Figure dataset records
:::::
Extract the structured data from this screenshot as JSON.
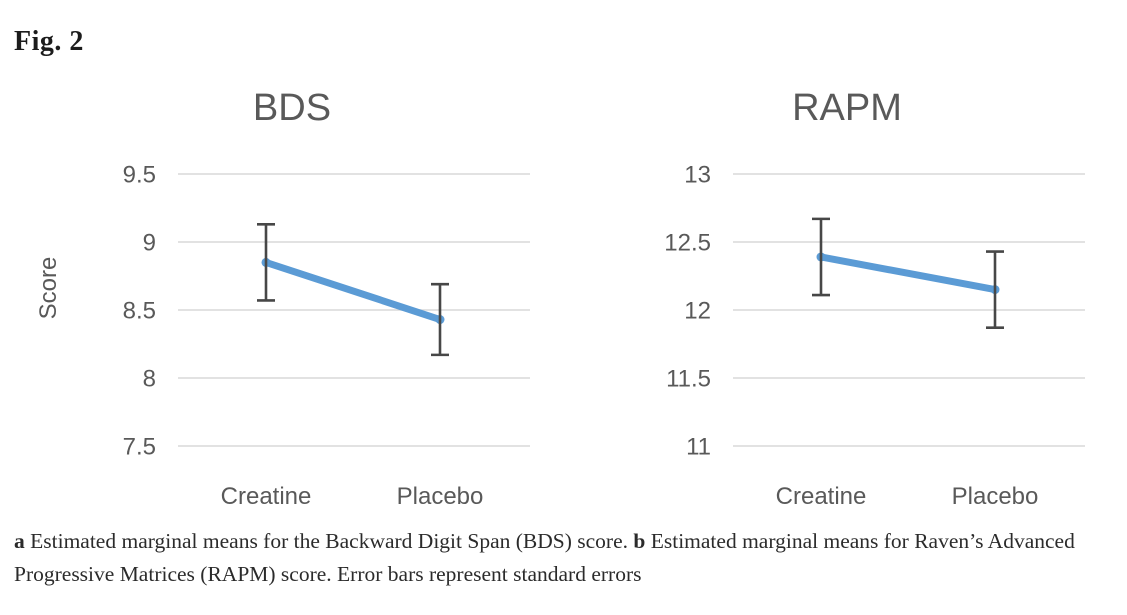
{
  "figure": {
    "label": "Fig. 2"
  },
  "colors": {
    "line": "#5B9BD5",
    "error_bar": "#474747",
    "gridline": "#d8d8d8",
    "axis_text": "#595959",
    "title_text": "#595959",
    "caption_text": "#2b2b2b",
    "background": "#ffffff"
  },
  "chart_data": [
    {
      "type": "line",
      "title": "BDS",
      "ylabel": "Score",
      "xlabel": "",
      "categories": [
        "Creatine",
        "Placebo"
      ],
      "series": [
        {
          "name": "Estimated marginal mean",
          "values": [
            8.85,
            8.43
          ],
          "errors": [
            0.28,
            0.26
          ]
        }
      ],
      "yticks": [
        9.5,
        9,
        8.5,
        8,
        7.5
      ],
      "ylim": [
        7.5,
        9.5
      ],
      "grid": true,
      "legend": false
    },
    {
      "type": "line",
      "title": "RAPM",
      "ylabel": "",
      "xlabel": "",
      "categories": [
        "Creatine",
        "Placebo"
      ],
      "series": [
        {
          "name": "Estimated marginal mean",
          "values": [
            12.39,
            12.15
          ],
          "errors": [
            0.28,
            0.28
          ]
        }
      ],
      "yticks": [
        13,
        12.5,
        12,
        11.5,
        11
      ],
      "ylim": [
        11,
        13
      ],
      "grid": true,
      "legend": false
    }
  ],
  "caption": {
    "segments": [
      {
        "text": "a",
        "bold": true
      },
      {
        "text": " Estimated marginal means for the Backward Digit Span (BDS) score. ",
        "bold": false
      },
      {
        "text": "b",
        "bold": true
      },
      {
        "text": " Estimated marginal means for Raven’s Advanced Progressive Matrices (RAPM) score. Error bars represent standard errors",
        "bold": false
      }
    ]
  }
}
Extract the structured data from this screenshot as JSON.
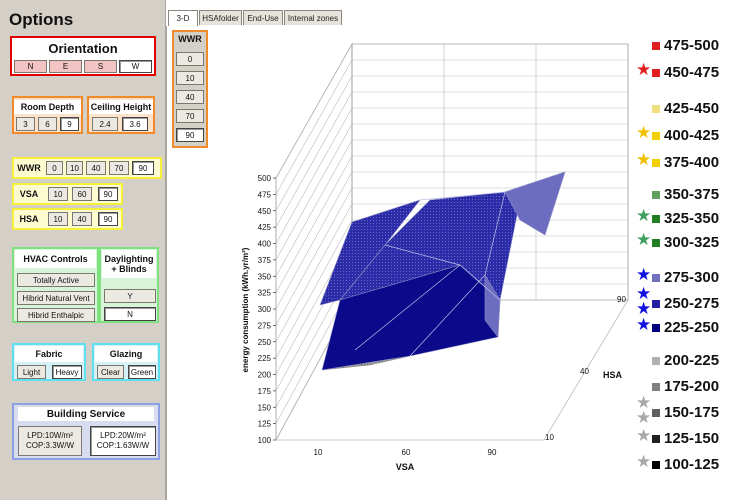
{
  "options": {
    "title": "Options",
    "orientation": {
      "title": "Orientation",
      "buttons": [
        "N",
        "E",
        "S",
        "W"
      ]
    },
    "room_depth": {
      "title": "Room Depth",
      "buttons": [
        "3",
        "6",
        "9"
      ]
    },
    "ceiling_height": {
      "title": "Ceiling Height",
      "buttons": [
        "2.4",
        "3.6"
      ]
    },
    "wwr": {
      "label": "WWR",
      "buttons": [
        "0",
        "10",
        "40",
        "70",
        "90"
      ]
    },
    "vsa": {
      "label": "VSA",
      "buttons": [
        "10",
        "60",
        "90"
      ]
    },
    "hsa": {
      "label": "HSA",
      "buttons": [
        "10",
        "40",
        "90"
      ]
    },
    "hvac": {
      "title": "HVAC Controls",
      "buttons": [
        "Totally Active",
        "Hibrid Natural Vent",
        "Hibrid Enthalpic"
      ]
    },
    "daylighting": {
      "title": "Daylighting + Blinds",
      "buttons": [
        "Y",
        "N"
      ]
    },
    "fabric": {
      "title": "Fabric",
      "buttons": [
        "Light",
        "Heavy"
      ]
    },
    "glazing": {
      "title": "Glazing",
      "buttons": [
        "Clear",
        "Green"
      ]
    },
    "building_service": {
      "title": "Building Service",
      "option1": [
        "LPD:10W/m²",
        "COP:3.3W/W"
      ],
      "option2": [
        "LPD:20W/m²",
        "COP:1.63W/W"
      ]
    }
  },
  "tabs": [
    "3-D",
    "HSAfolder",
    "End-Use",
    "Internal zones"
  ],
  "wwr_panel": {
    "title": "WWR",
    "buttons": [
      "0",
      "10",
      "40",
      "70",
      "90"
    ]
  },
  "colors": {
    "orange": "#f08a2a",
    "red": "#e00000",
    "yellow": "#f5f03c",
    "green": "#7ee07e",
    "cyan": "#5fe0f0",
    "lilac": "#8ea0e0",
    "surface_dark": "#0a0a8a",
    "surface_mid": "#2c2ca8",
    "surface_light": "#6c6cc0",
    "surface_gray": "#9a9a9a"
  },
  "chart_data": {
    "type": "surface",
    "zlabel": "energy consumption (kWh.yr/m²)",
    "xlabel": "VSA",
    "ylabel": "HSA",
    "z_ticks": [
      "500",
      "475",
      "450",
      "425",
      "400",
      "375",
      "350",
      "325",
      "300",
      "275",
      "250",
      "225",
      "200",
      "175",
      "150",
      "125",
      "100"
    ],
    "x_ticks": [
      "10",
      "60",
      "90"
    ],
    "y_ticks": [
      "90",
      "40",
      "10"
    ],
    "zlim": [
      100,
      500
    ]
  },
  "legend": [
    {
      "label": "475-500",
      "color": "#e02020",
      "stars": 0,
      "star_color": ""
    },
    {
      "label": "450-475",
      "color": "#e02020",
      "stars": 1,
      "star_color": "#e02020"
    },
    {
      "label": "425-450",
      "color": "#f0e080",
      "stars": 0,
      "star_color": ""
    },
    {
      "label": "400-425",
      "color": "#f0d000",
      "stars": 1,
      "star_color": "#f0c000"
    },
    {
      "label": "375-400",
      "color": "#f0d000",
      "stars": 1,
      "star_color": "#f0c000"
    },
    {
      "label": "350-375",
      "color": "#60a060",
      "stars": 0,
      "star_color": ""
    },
    {
      "label": "325-350",
      "color": "#208020",
      "stars": 1,
      "star_color": "#40a060"
    },
    {
      "label": "300-325",
      "color": "#208020",
      "stars": 1,
      "star_color": "#40a060"
    },
    {
      "label": "275-300",
      "color": "#7070c0",
      "stars": 1,
      "star_color": "#1010e0"
    },
    {
      "label": "250-275",
      "color": "#2020a0",
      "stars": 2,
      "star_color": "#1010e0"
    },
    {
      "label": "225-250",
      "color": "#000080",
      "stars": 1,
      "star_color": "#1010e0"
    },
    {
      "label": "200-225",
      "color": "#b0b0b0",
      "stars": 0,
      "star_color": ""
    },
    {
      "label": "175-200",
      "color": "#808080",
      "stars": 0,
      "star_color": ""
    },
    {
      "label": "150-175",
      "color": "#606060",
      "stars": 2,
      "star_color": "#a8a8a8"
    },
    {
      "label": "125-150",
      "color": "#202020",
      "stars": 1,
      "star_color": "#a8a8a8"
    },
    {
      "label": "100-125",
      "color": "#000000",
      "stars": 1,
      "star_color": "#a8a8a8"
    }
  ]
}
:::::
### Task statement
Copy the whole listing above word for word but do not carry over the pictures.

### Output for this exercise
Extract the structured data from this screenshot as JSON.
{
  "figure": {
    "label": "Fig. 2"
  },
  "colors": {
    "line": "#5B9BD5",
    "error_bar": "#474747",
    "gridline": "#d8d8d8",
    "axis_text": "#595959",
    "title_text": "#595959",
    "caption_text": "#2b2b2b",
    "background": "#ffffff"
  },
  "chart_data": [
    {
      "type": "line",
      "title": "BDS",
      "ylabel": "Score",
      "xlabel": "",
      "categories": [
        "Creatine",
        "Placebo"
      ],
      "series": [
        {
          "name": "Estimated marginal mean",
          "values": [
            8.85,
            8.43
          ],
          "errors": [
            0.28,
            0.26
          ]
        }
      ],
      "yticks": [
        9.5,
        9,
        8.5,
        8,
        7.5
      ],
      "ylim": [
        7.5,
        9.5
      ],
      "grid": true,
      "legend": false
    },
    {
      "type": "line",
      "title": "RAPM",
      "ylabel": "",
      "xlabel": "",
      "categories": [
        "Creatine",
        "Placebo"
      ],
      "series": [
        {
          "name": "Estimated marginal mean",
          "values": [
            12.39,
            12.15
          ],
          "errors": [
            0.28,
            0.28
          ]
        }
      ],
      "yticks": [
        13,
        12.5,
        12,
        11.5,
        11
      ],
      "ylim": [
        11,
        13
      ],
      "grid": true,
      "legend": false
    }
  ],
  "caption": {
    "segments": [
      {
        "text": "a",
        "bold": true
      },
      {
        "text": " Estimated marginal means for the Backward Digit Span (BDS) score. ",
        "bold": false
      },
      {
        "text": "b",
        "bold": true
      },
      {
        "text": " Estimated marginal means for Raven’s Advanced Progressive Matrices (RAPM) score. Error bars represent standard errors",
        "bold": false
      }
    ]
  }
}
Extract the structured data from this screenshot as JSON.
{
  "options": {
    "title": "Options",
    "orientation": {
      "title": "Orientation",
      "buttons": [
        "N",
        "E",
        "S",
        "W"
      ]
    },
    "room_depth": {
      "title": "Room Depth",
      "buttons": [
        "3",
        "6",
        "9"
      ]
    },
    "ceiling_height": {
      "title": "Ceiling Height",
      "buttons": [
        "2.4",
        "3.6"
      ]
    },
    "wwr": {
      "label": "WWR",
      "buttons": [
        "0",
        "10",
        "40",
        "70",
        "90"
      ]
    },
    "vsa": {
      "label": "VSA",
      "buttons": [
        "10",
        "60",
        "90"
      ]
    },
    "hsa": {
      "label": "HSA",
      "buttons": [
        "10",
        "40",
        "90"
      ]
    },
    "hvac": {
      "title": "HVAC Controls",
      "buttons": [
        "Totally Active",
        "Hibrid Natural Vent",
        "Hibrid Enthalpic"
      ]
    },
    "daylighting": {
      "title": "Daylighting + Blinds",
      "buttons": [
        "Y",
        "N"
      ]
    },
    "fabric": {
      "title": "Fabric",
      "buttons": [
        "Light",
        "Heavy"
      ]
    },
    "glazing": {
      "title": "Glazing",
      "buttons": [
        "Clear",
        "Green"
      ]
    },
    "building_service": {
      "title": "Building Service",
      "option1": [
        "LPD:10W/m²",
        "COP:3.3W/W"
      ],
      "option2": [
        "LPD:20W/m²",
        "COP:1.63W/W"
      ]
    }
  },
  "tabs": [
    "3-D",
    "HSAfolder",
    "End-Use",
    "Internal zones"
  ],
  "wwr_panel": {
    "title": "WWR",
    "buttons": [
      "0",
      "10",
      "40",
      "70",
      "90"
    ]
  },
  "colors": {
    "orange": "#f08a2a",
    "red": "#e00000",
    "yellow": "#f5f03c",
    "green": "#7ee07e",
    "cyan": "#5fe0f0",
    "lilac": "#8ea0e0",
    "surface_dark": "#0a0a8a",
    "surface_mid": "#2c2ca8",
    "surface_light": "#6c6cc0",
    "surface_gray": "#9a9a9a"
  },
  "chart_data": {
    "type": "surface",
    "zlabel": "energy consumption (kWh.yr/m²)",
    "xlabel": "VSA",
    "ylabel": "HSA",
    "z_ticks": [
      "500",
      "475",
      "450",
      "425",
      "400",
      "375",
      "350",
      "325",
      "300",
      "275",
      "250",
      "225",
      "200",
      "175",
      "150",
      "125",
      "100"
    ],
    "x_ticks": [
      "10",
      "60",
      "90"
    ],
    "y_ticks": [
      "90",
      "40",
      "10"
    ],
    "zlim": [
      100,
      500
    ]
  },
  "legend": [
    {
      "label": "475-500",
      "color": "#e02020",
      "stars": 0,
      "star_color": ""
    },
    {
      "label": "450-475",
      "color": "#e02020",
      "stars": 1,
      "star_color": "#e02020"
    },
    {
      "label": "425-450",
      "color": "#f0e080",
      "stars": 0,
      "star_color": ""
    },
    {
      "label": "400-425",
      "color": "#f0d000",
      "stars": 1,
      "star_color": "#f0c000"
    },
    {
      "label": "375-400",
      "color": "#f0d000",
      "stars": 1,
      "star_color": "#f0c000"
    },
    {
      "label": "350-375",
      "color": "#60a060",
      "stars": 0,
      "star_color": ""
    },
    {
      "label": "325-350",
      "color": "#208020",
      "stars": 1,
      "star_color": "#40a060"
    },
    {
      "label": "300-325",
      "color": "#208020",
      "stars": 1,
      "star_color": "#40a060"
    },
    {
      "label": "275-300",
      "color": "#7070c0",
      "stars": 1,
      "star_color": "#1010e0"
    },
    {
      "label": "250-275",
      "color": "#2020a0",
      "stars": 2,
      "star_color": "#1010e0"
    },
    {
      "label": "225-250",
      "color": "#000080",
      "stars": 1,
      "star_color": "#1010e0"
    },
    {
      "label": "200-225",
      "color": "#b0b0b0",
      "stars": 0,
      "star_color": ""
    },
    {
      "label": "175-200",
      "color": "#808080",
      "stars": 0,
      "star_color": ""
    },
    {
      "label": "150-175",
      "color": "#606060",
      "stars": 2,
      "star_color": "#a8a8a8"
    },
    {
      "label": "125-150",
      "color": "#202020",
      "stars": 1,
      "star_color": "#a8a8a8"
    },
    {
      "label": "100-125",
      "color": "#000000",
      "stars": 1,
      "star_color": "#a8a8a8"
    }
  ]
}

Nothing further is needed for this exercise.